_Goal_
Copy each line in which the string "Knee" occurs.

(Records from a dataset)
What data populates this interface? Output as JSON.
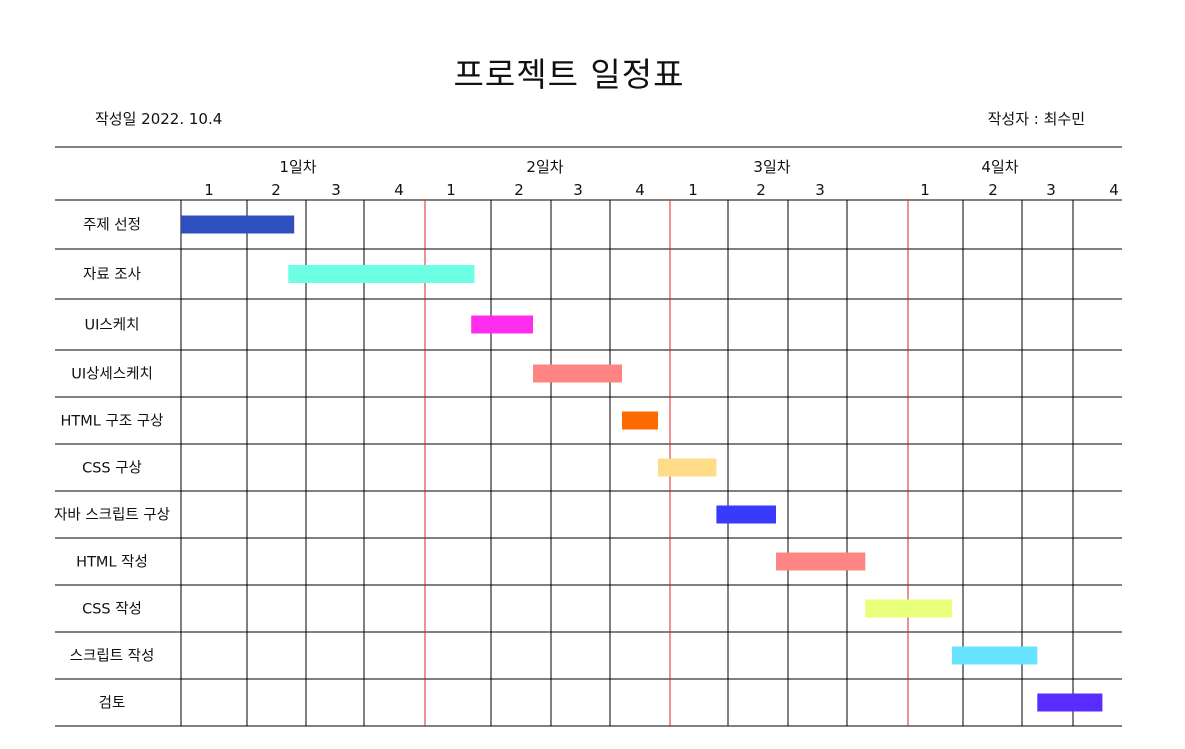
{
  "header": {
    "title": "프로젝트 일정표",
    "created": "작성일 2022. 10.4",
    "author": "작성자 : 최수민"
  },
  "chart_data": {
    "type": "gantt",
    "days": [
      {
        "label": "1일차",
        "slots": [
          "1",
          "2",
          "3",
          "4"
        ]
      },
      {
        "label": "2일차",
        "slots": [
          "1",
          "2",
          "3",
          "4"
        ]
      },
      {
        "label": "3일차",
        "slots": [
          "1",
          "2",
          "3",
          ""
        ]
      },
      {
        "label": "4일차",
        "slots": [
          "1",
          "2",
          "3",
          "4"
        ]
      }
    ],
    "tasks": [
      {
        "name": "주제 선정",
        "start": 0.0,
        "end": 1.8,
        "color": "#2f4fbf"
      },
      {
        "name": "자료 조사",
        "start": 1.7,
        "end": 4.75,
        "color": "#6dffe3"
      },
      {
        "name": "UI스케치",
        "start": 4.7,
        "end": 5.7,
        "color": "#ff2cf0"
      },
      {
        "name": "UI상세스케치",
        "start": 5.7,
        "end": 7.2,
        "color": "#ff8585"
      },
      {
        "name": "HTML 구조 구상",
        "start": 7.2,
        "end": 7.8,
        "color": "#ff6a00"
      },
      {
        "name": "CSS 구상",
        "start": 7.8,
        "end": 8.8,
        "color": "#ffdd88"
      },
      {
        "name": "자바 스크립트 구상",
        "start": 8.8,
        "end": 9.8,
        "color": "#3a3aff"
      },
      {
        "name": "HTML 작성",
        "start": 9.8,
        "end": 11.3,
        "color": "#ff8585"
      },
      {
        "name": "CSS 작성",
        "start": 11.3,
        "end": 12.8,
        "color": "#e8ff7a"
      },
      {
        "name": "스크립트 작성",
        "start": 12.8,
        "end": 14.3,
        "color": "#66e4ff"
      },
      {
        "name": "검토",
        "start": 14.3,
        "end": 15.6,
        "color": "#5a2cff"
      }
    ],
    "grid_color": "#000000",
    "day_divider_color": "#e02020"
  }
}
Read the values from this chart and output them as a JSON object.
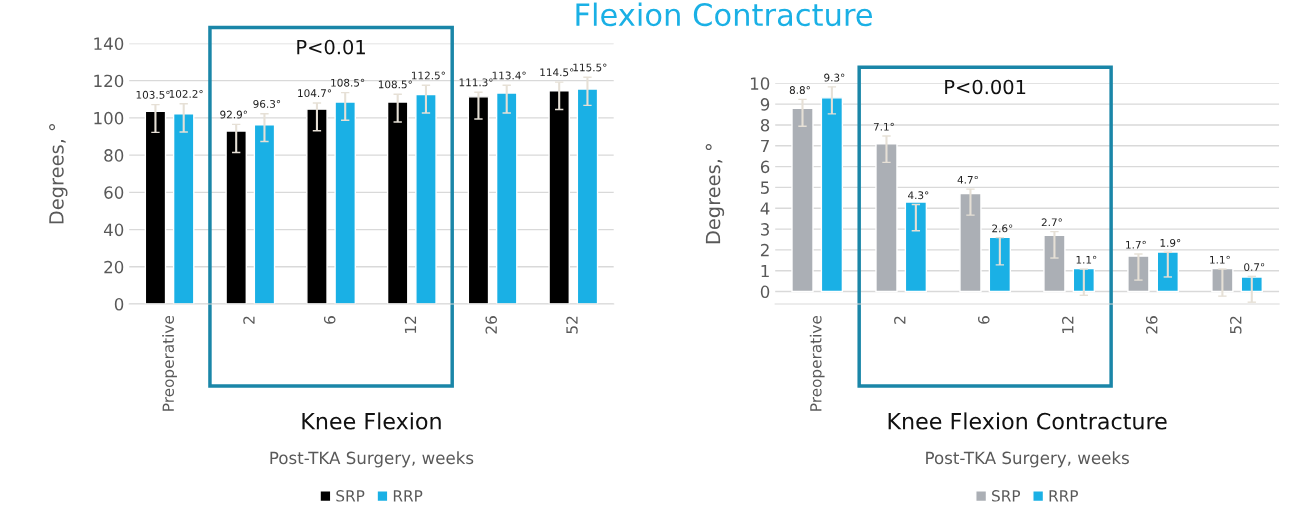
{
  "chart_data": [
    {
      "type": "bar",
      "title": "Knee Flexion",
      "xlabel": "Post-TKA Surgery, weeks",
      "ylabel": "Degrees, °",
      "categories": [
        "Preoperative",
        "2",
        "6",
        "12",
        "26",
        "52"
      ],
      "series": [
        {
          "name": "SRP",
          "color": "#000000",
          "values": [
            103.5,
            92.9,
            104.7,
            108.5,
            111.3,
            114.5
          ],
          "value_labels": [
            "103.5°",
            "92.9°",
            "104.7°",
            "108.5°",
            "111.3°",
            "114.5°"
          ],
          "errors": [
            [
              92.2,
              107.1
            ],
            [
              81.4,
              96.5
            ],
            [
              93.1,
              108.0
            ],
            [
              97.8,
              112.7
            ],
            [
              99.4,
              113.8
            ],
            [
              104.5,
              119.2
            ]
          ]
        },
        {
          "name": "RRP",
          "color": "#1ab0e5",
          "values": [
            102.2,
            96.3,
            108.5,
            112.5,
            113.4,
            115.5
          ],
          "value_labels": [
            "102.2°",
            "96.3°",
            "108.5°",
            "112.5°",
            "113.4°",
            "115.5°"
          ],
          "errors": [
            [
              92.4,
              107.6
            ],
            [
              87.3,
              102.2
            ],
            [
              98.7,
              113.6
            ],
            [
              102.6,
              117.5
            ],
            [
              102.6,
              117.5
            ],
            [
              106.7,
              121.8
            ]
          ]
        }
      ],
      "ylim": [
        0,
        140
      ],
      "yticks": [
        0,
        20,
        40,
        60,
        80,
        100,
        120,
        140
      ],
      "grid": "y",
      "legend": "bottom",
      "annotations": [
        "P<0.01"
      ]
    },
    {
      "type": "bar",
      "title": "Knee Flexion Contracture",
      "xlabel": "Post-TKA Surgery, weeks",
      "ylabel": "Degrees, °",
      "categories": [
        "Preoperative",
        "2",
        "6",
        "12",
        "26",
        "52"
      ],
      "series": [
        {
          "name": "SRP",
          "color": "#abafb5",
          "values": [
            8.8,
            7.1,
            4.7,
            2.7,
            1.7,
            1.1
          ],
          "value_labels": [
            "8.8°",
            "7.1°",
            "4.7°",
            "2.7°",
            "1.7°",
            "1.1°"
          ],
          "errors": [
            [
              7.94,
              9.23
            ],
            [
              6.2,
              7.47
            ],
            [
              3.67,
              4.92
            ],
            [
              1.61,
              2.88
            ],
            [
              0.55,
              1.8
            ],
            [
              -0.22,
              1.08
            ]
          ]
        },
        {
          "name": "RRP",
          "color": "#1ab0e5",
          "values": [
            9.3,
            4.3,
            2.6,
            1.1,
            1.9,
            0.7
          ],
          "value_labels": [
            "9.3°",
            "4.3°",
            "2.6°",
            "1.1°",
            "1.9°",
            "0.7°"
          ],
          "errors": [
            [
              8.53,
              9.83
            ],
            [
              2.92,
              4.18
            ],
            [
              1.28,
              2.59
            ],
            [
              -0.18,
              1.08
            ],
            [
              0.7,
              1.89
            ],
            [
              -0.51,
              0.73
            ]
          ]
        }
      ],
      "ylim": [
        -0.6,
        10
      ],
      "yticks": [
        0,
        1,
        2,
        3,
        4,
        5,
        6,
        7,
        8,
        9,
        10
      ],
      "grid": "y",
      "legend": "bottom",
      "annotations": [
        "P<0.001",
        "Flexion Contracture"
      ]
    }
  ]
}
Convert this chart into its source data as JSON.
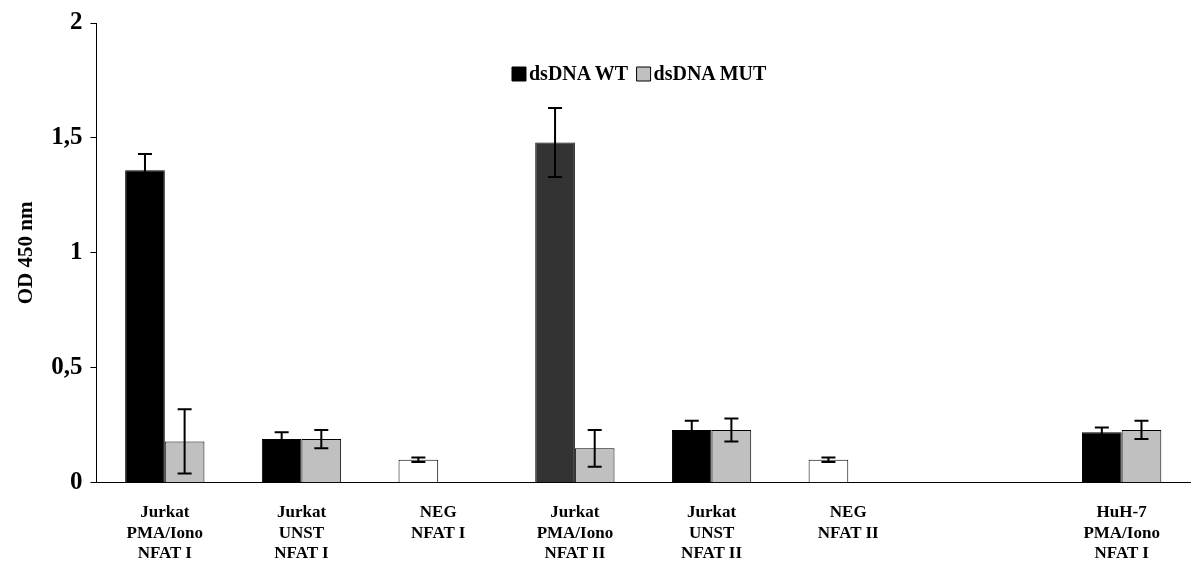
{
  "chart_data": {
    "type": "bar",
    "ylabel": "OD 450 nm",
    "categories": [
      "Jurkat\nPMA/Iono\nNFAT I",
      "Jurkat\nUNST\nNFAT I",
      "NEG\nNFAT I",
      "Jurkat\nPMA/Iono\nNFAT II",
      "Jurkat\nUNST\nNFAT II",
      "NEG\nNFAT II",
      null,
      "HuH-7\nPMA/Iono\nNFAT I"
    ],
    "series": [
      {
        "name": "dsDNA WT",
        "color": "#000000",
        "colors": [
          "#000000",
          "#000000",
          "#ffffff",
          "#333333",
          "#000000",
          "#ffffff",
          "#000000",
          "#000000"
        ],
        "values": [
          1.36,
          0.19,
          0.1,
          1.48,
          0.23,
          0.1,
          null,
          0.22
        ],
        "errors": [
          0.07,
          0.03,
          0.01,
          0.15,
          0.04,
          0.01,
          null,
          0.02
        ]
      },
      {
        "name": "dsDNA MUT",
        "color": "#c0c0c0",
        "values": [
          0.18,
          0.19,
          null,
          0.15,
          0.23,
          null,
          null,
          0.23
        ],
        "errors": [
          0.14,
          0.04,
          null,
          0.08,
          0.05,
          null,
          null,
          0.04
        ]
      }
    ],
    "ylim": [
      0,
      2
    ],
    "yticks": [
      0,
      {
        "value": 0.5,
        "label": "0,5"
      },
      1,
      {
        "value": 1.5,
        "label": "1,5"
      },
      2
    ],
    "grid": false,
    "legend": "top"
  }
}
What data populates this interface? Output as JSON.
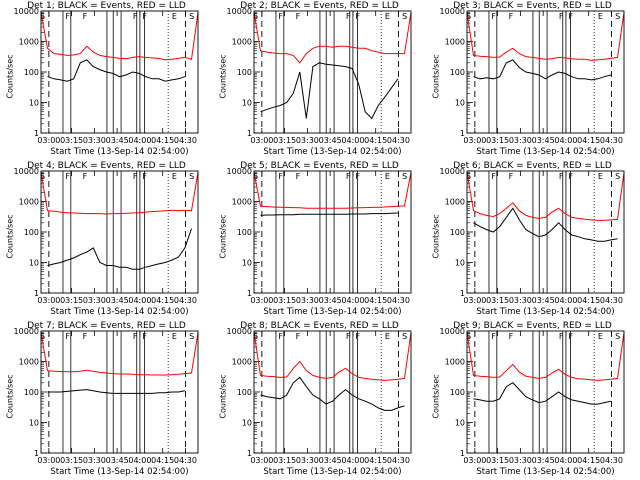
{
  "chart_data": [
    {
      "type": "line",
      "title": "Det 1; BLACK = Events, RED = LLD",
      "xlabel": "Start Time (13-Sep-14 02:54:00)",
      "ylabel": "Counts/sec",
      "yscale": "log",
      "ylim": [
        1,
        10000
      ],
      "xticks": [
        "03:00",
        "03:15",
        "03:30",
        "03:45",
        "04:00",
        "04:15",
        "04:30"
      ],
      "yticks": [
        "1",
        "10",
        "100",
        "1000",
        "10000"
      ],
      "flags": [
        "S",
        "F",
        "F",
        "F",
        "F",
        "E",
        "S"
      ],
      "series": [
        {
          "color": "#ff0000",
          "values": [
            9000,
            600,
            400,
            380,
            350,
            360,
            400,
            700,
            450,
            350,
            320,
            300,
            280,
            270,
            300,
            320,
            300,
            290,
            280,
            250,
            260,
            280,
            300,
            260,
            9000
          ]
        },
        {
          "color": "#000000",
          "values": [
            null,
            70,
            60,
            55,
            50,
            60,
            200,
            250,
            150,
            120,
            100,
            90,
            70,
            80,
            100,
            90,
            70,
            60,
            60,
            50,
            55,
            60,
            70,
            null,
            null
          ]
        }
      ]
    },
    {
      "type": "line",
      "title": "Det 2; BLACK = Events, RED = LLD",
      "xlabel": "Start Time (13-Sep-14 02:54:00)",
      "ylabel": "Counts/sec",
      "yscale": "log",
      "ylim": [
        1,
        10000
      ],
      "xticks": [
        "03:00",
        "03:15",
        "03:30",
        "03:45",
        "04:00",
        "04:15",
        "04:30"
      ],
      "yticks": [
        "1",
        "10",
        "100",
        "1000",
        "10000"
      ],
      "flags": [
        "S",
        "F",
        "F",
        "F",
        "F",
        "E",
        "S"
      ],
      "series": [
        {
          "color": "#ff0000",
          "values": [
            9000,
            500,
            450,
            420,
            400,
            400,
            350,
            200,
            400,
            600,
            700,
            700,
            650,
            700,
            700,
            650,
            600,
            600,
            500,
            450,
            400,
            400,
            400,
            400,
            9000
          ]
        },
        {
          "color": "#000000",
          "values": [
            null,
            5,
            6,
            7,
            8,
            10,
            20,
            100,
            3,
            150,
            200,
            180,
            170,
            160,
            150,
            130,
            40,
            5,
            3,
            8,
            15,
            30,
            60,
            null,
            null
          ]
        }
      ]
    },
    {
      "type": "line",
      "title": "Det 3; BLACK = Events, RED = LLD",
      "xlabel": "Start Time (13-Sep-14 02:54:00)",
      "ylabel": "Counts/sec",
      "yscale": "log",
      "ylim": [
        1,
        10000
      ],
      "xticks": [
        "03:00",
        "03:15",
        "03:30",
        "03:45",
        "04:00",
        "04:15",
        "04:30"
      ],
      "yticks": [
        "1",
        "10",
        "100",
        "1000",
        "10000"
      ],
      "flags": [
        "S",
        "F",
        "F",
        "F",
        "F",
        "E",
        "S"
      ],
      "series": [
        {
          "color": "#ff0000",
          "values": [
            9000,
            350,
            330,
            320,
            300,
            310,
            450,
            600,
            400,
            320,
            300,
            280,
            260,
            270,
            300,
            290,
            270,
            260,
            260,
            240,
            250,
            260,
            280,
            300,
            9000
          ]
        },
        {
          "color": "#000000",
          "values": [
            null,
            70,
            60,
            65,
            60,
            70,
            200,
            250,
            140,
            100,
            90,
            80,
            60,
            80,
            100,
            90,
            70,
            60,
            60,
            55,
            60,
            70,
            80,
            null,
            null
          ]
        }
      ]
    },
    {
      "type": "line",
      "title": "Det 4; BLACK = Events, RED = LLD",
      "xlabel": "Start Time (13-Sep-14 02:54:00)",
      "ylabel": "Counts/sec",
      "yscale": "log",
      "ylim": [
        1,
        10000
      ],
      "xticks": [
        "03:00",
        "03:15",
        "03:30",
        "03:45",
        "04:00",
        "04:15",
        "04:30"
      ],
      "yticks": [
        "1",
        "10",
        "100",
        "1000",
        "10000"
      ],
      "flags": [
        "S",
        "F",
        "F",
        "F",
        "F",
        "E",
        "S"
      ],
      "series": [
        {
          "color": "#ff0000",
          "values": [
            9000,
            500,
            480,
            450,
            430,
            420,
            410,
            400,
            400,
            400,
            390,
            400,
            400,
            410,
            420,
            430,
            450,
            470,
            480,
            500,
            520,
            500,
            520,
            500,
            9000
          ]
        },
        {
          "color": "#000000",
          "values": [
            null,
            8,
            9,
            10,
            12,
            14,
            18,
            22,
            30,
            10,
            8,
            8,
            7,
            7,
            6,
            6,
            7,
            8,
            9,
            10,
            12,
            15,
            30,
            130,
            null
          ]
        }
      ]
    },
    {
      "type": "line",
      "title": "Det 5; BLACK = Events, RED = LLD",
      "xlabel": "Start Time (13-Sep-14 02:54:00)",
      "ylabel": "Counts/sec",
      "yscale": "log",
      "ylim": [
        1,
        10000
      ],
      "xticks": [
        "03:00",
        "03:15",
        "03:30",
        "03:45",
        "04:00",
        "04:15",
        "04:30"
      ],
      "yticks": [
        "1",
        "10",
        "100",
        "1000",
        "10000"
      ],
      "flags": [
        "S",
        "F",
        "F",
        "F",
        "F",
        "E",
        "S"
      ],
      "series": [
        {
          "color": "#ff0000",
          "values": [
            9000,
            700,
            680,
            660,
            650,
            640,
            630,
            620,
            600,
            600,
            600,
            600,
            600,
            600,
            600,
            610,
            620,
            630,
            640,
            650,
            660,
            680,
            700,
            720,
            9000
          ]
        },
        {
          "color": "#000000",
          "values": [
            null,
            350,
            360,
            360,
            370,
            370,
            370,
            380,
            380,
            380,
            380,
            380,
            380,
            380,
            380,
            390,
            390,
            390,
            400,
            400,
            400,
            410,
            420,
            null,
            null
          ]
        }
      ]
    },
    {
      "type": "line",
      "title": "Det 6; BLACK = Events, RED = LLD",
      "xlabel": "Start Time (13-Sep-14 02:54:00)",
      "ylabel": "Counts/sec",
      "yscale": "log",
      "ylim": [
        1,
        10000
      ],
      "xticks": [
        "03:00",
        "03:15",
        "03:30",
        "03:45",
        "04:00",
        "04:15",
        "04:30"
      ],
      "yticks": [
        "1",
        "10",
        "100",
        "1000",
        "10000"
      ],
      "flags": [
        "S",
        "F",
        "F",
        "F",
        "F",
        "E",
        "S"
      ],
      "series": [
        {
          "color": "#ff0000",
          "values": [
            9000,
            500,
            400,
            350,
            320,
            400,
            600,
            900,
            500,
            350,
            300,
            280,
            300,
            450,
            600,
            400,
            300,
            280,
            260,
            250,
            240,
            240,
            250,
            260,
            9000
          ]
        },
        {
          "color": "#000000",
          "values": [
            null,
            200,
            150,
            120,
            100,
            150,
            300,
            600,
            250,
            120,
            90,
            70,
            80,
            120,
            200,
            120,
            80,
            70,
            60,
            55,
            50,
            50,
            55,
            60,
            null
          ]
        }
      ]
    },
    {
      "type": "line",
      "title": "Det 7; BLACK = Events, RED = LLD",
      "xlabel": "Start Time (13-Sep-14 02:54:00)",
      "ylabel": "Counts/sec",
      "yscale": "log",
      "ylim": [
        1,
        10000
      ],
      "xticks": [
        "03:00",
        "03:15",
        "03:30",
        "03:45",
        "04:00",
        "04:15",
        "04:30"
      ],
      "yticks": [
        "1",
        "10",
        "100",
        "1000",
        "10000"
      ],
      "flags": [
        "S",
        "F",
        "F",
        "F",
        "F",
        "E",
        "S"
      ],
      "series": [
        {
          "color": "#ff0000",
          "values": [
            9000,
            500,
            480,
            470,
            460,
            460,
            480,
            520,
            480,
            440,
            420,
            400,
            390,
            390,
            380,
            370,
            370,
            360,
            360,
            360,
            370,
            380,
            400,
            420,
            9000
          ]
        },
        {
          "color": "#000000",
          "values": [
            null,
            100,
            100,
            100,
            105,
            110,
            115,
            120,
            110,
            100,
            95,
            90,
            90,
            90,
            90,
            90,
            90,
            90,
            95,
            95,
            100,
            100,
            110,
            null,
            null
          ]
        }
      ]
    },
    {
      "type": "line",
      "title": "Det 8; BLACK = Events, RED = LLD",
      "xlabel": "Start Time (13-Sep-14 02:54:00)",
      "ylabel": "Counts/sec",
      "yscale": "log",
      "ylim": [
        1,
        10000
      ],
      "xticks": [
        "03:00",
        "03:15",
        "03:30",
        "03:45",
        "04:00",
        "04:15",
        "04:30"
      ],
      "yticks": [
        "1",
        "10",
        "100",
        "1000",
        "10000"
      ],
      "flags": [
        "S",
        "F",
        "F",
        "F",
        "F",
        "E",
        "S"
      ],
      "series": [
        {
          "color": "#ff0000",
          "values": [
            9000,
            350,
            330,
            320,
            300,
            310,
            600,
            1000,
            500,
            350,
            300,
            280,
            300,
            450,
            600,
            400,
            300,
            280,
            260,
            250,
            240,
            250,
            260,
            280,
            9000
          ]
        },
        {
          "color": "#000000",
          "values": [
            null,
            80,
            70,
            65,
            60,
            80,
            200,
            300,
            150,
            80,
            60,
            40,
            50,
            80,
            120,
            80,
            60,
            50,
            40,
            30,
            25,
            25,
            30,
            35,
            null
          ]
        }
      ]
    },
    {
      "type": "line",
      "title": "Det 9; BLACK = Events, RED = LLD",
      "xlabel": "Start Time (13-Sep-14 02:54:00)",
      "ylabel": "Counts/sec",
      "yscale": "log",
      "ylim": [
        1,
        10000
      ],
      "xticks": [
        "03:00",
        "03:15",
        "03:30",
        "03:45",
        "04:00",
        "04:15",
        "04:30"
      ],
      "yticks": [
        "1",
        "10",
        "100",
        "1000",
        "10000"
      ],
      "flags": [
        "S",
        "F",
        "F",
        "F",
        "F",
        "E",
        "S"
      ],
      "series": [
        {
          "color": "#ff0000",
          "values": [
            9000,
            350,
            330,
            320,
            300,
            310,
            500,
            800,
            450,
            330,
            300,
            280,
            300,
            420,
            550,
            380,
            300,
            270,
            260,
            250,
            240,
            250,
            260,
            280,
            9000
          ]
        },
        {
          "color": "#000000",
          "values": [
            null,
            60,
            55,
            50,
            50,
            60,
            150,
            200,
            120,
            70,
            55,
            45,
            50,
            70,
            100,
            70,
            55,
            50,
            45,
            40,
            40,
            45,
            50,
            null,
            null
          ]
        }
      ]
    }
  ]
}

_Exercise solution_
      "title": "Knee Flexion",
      "title": "Knee Flexion Contracture",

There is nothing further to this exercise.